> EXERCISE OBJECTIVE:
Find the lines of data that contain the string "Windows", then list them.

### STORED DATA

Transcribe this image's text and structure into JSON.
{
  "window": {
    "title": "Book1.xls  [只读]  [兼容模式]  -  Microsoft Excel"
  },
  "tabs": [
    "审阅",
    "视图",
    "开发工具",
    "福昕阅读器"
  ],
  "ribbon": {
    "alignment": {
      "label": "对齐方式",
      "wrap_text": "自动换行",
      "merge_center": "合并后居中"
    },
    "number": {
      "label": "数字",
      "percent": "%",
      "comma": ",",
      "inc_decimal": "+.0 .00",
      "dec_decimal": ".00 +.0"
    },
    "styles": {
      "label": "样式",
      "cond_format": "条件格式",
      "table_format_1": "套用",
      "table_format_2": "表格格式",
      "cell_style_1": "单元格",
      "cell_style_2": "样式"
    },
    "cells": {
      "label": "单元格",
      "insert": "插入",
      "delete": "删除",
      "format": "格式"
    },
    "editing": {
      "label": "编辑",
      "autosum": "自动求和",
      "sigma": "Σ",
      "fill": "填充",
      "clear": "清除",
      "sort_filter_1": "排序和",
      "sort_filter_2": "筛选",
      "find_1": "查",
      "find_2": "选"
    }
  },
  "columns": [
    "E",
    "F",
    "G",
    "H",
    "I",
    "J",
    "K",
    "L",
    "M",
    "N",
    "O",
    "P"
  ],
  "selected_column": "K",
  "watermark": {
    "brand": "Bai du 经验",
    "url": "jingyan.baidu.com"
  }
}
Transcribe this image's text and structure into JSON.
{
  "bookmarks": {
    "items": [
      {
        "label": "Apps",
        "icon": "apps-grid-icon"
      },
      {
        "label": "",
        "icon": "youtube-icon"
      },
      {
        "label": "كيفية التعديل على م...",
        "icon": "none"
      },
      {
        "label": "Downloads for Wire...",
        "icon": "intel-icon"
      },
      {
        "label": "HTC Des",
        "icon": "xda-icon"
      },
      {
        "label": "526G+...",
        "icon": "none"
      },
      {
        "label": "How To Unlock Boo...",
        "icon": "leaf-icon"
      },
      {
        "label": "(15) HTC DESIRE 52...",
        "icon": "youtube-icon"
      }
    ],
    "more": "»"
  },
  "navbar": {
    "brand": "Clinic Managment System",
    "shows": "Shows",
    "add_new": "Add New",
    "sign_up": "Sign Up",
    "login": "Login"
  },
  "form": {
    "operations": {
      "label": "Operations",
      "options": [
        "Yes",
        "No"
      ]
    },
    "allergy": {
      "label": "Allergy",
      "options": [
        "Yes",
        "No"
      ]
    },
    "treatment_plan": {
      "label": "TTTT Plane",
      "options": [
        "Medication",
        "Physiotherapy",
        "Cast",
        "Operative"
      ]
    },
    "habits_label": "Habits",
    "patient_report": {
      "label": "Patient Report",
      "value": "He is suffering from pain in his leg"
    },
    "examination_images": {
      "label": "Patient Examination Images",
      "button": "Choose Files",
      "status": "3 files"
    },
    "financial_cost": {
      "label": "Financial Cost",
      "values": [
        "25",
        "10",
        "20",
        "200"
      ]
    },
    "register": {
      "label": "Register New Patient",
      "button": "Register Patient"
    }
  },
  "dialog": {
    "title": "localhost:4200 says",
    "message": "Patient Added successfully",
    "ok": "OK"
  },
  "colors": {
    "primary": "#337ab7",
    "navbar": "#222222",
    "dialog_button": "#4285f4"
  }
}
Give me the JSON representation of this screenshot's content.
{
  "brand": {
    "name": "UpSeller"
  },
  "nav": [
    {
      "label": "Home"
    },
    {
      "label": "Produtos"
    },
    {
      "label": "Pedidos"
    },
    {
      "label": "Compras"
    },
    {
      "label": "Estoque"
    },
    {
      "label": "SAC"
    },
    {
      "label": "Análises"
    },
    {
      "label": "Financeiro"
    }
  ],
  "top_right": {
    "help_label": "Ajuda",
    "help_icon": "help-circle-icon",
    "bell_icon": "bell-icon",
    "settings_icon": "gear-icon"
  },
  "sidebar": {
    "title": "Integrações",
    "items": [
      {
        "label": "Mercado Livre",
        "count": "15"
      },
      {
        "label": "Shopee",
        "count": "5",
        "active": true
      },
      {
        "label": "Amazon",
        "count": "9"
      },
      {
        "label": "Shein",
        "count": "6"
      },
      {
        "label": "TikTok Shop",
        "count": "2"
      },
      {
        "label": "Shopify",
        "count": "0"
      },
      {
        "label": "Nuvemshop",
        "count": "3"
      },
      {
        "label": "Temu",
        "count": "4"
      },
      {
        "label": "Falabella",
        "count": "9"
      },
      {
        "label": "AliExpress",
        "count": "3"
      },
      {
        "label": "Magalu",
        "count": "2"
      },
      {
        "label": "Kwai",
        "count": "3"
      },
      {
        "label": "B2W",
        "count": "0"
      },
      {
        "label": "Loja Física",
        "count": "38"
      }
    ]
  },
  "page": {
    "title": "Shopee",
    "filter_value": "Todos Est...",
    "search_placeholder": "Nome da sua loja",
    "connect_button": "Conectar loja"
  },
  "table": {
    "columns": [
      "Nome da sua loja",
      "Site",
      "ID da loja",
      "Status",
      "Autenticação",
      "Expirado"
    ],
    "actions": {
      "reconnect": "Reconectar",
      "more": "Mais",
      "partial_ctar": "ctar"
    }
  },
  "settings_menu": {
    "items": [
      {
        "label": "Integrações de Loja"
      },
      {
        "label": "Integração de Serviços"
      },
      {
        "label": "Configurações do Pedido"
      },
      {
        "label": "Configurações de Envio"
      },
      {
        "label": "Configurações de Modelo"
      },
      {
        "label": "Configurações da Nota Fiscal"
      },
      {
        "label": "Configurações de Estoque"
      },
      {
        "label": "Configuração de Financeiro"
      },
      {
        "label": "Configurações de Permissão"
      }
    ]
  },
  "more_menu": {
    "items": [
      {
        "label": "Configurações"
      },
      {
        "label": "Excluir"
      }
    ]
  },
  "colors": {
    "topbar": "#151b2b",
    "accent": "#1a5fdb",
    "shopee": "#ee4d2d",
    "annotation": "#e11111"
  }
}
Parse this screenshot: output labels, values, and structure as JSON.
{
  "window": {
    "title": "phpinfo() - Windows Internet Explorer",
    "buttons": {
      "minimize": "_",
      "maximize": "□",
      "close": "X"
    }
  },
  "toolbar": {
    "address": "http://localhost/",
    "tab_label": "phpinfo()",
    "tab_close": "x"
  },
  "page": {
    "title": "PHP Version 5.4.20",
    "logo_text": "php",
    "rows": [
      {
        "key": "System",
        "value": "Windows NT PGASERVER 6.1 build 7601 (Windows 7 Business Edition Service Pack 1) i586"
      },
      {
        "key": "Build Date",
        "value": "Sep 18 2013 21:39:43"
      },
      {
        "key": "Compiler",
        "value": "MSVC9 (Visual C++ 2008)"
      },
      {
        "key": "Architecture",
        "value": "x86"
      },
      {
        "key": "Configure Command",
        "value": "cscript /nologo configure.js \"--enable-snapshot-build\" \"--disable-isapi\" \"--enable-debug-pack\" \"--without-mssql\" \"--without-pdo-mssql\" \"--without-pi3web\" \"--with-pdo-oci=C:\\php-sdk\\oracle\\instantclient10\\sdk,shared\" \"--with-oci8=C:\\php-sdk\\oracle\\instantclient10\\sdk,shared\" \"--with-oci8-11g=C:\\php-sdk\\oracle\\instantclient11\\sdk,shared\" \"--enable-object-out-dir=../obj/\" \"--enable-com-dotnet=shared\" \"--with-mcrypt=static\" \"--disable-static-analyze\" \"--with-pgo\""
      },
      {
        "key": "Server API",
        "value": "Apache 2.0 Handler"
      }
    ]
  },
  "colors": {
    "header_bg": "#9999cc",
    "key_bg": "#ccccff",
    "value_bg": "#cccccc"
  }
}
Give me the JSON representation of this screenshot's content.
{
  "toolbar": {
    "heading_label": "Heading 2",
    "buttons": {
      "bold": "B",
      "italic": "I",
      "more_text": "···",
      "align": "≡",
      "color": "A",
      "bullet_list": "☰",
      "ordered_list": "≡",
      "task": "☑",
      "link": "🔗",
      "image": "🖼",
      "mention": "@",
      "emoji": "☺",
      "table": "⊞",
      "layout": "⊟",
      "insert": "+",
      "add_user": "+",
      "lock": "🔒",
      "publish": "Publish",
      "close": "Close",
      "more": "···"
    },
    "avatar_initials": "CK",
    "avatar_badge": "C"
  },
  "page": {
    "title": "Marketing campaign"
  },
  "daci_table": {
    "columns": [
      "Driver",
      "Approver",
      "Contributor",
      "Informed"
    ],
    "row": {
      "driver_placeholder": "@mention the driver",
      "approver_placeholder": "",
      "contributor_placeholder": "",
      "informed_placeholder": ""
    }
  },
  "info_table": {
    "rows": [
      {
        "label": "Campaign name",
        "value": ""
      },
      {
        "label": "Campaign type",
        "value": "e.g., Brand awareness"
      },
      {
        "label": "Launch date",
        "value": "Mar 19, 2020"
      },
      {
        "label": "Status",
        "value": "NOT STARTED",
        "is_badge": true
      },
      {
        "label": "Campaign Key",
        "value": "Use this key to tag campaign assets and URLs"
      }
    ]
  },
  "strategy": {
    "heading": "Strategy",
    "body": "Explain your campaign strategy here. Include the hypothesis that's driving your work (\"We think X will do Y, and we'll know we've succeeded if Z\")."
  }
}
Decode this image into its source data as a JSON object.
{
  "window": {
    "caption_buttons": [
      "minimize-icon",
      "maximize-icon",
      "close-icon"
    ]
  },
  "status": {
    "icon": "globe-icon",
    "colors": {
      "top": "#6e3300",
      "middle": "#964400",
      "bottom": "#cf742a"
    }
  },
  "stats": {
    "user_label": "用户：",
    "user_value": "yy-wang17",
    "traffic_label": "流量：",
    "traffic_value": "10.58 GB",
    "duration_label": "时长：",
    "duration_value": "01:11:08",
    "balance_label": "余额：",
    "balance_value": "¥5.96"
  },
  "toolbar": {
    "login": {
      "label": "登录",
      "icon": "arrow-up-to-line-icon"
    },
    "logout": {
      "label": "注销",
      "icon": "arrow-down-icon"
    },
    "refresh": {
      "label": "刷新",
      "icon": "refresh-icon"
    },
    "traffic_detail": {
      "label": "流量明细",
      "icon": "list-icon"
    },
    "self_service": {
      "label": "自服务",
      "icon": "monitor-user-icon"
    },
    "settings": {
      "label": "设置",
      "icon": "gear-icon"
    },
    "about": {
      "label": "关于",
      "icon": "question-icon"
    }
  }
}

######

> REPLY TO THE TASK:
    "title": "phpinfo() - Windows Internet Explorer",
        "value": "Windows NT PGASERVER 6.1 build 7601 (Windows 7 Business Edition Service Pack 1) i586"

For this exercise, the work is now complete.